◆ CONSIGNE
Pouvez-vous poursuivre la critique de Narcisse reproduite ci-dessous, à partir de sa dernière phrase ?

Narcisse de Marion Motion – Collectif Les Autres
Souvent surnommée la « chorégraphe des stars », Marion Motin propose cette saison sa nouvelle création pour cinq interprètes. Intitulée Narcisse, cette pièce propose de revisiter le célèbre mythe pour aborder les dérives égocentriques de notre société. Malgré des qualités visibles, quelques fulgurances et une scénographie léchée, l’ensemble peine à convaincre sur la durée et laisse malheureusement sur sa faim.
En une dizaine d’années, Marion Motin a réussi à s’imposer comme une des chorégraphes phares de la scène chorégraphique actuelle. Elle débute sa formation de danseuse par le classique, mais le déclic vient à l’adolescence quand elle découvre le hip-hop. La jeune artiste entre par cette porte dans la vie professionnelle et enchaîne les contrats (clips, plateau télé, tournée d’artistes musicaux) tout en commençant à travailler sur ses propres créations avec un petit groupe de danseurs et danseuses hip-hop. Elle collabore ensuite avec des artistes tel.le.s que Stromae ou Chris and the Queens – où elle les aide à trouver leur manière de danser, désormais très identifiée – et signe les parties chorégraphiques de gros spectacles comme la comédie musicale Résiste ou la revue biographique de Jean-Paul Gaultier.

◆ SUPPORT PRÉSENTÉ
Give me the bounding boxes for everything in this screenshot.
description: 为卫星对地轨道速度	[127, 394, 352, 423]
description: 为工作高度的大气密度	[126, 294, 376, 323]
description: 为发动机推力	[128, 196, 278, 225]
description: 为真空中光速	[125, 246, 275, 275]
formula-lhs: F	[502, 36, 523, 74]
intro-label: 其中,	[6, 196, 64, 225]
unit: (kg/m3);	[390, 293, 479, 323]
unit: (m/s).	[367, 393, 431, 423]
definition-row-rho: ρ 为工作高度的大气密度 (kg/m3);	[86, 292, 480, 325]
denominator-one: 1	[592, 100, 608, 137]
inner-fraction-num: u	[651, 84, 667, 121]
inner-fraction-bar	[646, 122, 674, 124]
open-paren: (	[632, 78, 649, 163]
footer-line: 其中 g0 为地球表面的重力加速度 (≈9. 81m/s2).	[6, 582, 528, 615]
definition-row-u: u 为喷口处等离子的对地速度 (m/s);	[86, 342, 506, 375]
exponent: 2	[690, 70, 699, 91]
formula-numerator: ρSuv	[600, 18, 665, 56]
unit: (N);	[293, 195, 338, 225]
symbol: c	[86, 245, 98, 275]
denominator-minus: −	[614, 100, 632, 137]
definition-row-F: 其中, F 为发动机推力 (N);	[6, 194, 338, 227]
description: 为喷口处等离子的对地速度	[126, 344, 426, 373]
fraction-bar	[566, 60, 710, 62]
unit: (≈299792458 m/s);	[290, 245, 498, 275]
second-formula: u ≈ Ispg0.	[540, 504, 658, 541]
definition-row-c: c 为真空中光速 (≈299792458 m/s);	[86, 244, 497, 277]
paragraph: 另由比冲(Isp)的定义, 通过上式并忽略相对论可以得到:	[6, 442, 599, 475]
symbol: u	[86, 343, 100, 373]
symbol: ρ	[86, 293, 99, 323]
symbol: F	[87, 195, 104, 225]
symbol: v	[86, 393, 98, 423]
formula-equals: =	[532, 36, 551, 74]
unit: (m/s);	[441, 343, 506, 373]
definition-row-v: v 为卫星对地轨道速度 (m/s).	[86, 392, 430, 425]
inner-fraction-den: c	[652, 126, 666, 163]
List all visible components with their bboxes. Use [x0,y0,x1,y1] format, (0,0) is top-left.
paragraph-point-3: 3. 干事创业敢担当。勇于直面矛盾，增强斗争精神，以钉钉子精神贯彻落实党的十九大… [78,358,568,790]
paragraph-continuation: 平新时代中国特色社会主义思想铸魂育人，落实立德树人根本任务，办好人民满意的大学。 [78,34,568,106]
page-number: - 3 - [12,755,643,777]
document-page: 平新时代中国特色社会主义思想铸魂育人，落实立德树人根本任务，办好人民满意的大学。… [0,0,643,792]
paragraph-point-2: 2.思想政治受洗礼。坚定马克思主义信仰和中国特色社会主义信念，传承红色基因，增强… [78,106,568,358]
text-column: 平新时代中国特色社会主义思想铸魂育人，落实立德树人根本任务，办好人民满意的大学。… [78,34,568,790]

◆ RÉPONSE RÉDIGÉE
Marion Motin n’en oublie pas pour autant de travailler sur ses propres projets, que ce soit pour son collectif Swaggers ou de plus grands ensembles. Sa notoriété lui permet entre autres d’avoir les honneurs du Gala d’ouverture du Ballet de l’Opéra de Paris où elle présente The Last Call. Une pièce sur les différentes étapes du deuil où, malgré de belles idées et un joli sens de la théâtralité, la forme prenait malheureusement le pas sur le fond. Aujourd’hui, la chorégraphe fait son retour avec sa propre troupe, le collectif Les Autres, trois ans après y avoir présenté Le Grand Sot, une création sur une compétition de natation qui vire au cauchemar.
La chorégraphe propose une libre réécriture du mythe de Narcisse, prétexte pour explorer l’égocentrisme de notre époque – alimenté par les réseaux sociaux – et les dérives du star-system. Un univers qu’elle connaît bien pour côtoyer quelques-unes des plus grandes célébrités de notre époque. Cette thématique se fait entendre avant même que le spectacle ne commence, alors que les lumières baissent, avec la diffusion du tube Le chanteur de Daniel Balavoine. Un prélude plutôt sympathique. Sur le plateau, les références à Narcisse apparaissent rapidement. Sur un sol recouvert d’un lino brillant, les corps des quatre danseuses (dont la chorégraphe) et du danseur s’y reflètent, tandis qu’un large miroir se dévoile en fond de scène. En guise de préambule, les artistes s’y mirent longuement tout en agrippant leur entrejambe dans une danse masturbatoire au rythme de I Feel Love de Donna Summer. Vous l’aurez compris, iels s’aiment. Pour la subtilité on repassera, mais il faut reconnaître que cette entrée en matière sans fioritures a le mérite d’entrer directement dans le vif du sujet.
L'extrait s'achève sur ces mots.